## [Your objective]
Check each line below for the word "Главная", and copy those that have it.

:: Provided records

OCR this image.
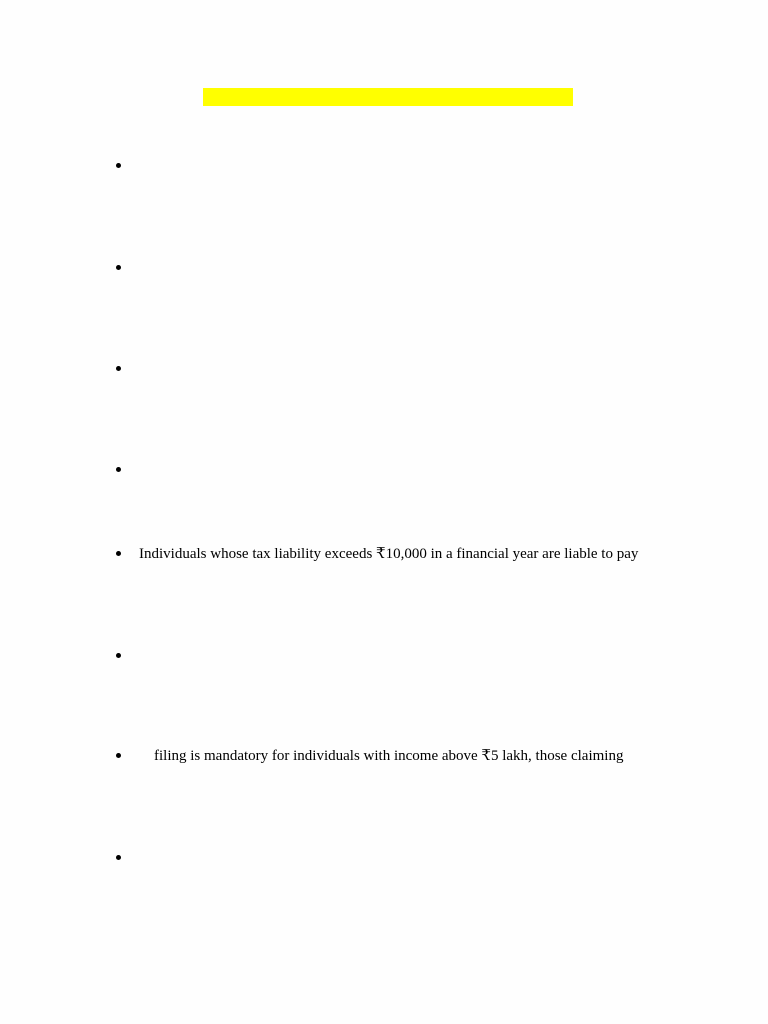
Individuals whose tax liability exceeds ₹10,000 in a financial year are liable to pay
filing is mandatory for individuals with income above ₹5 lakh, those claiming
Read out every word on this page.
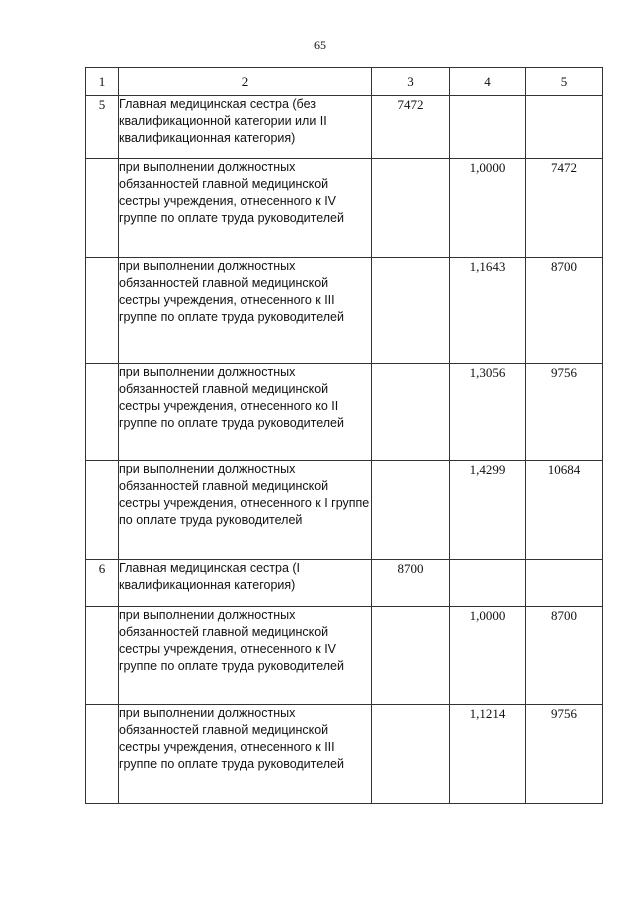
65
1	2	3	4	5
5	Главная медицинская сестра (без квалификационной категории или II квалификационная категория)	7472		
	при выполнении должностных обязанностей главной медицинской сестры учреждения, отнесенного к IV группе по оплате труда руководителей		1,0000	7472
	при выполнении должностных обязанностей главной медицинской сестры учреждения, отнесенного к III группе по оплате труда руководителей		1,1643	8700
	при выполнении должностных обязанностей главной медицинской сестры учреждения, отнесенного ко II группе по оплате труда руководителей		1,3056	9756
	при выполнении должностных обязанностей главной медицинской сестры учреждения, отнесенного к I группе по оплате труда руководителей		1,4299	10684
6	Главная медицинская сестра (I квалификационная категория)	8700		
	при выполнении должностных обязанностей главной медицинской сестры учреждения, отнесенного к IV группе по оплате труда руководителей		1,0000	8700
	при выполнении должностных обязанностей главной медицинской сестры учреждения, отнесенного к III группе по оплате труда руководителей		1,1214	9756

::::

## [In response]
5	Главная медицинская сестра (без квалификационной категории или II квалификационная категория)	7472		
6	Главная медицинская сестра (I квалификационная категория)	8700		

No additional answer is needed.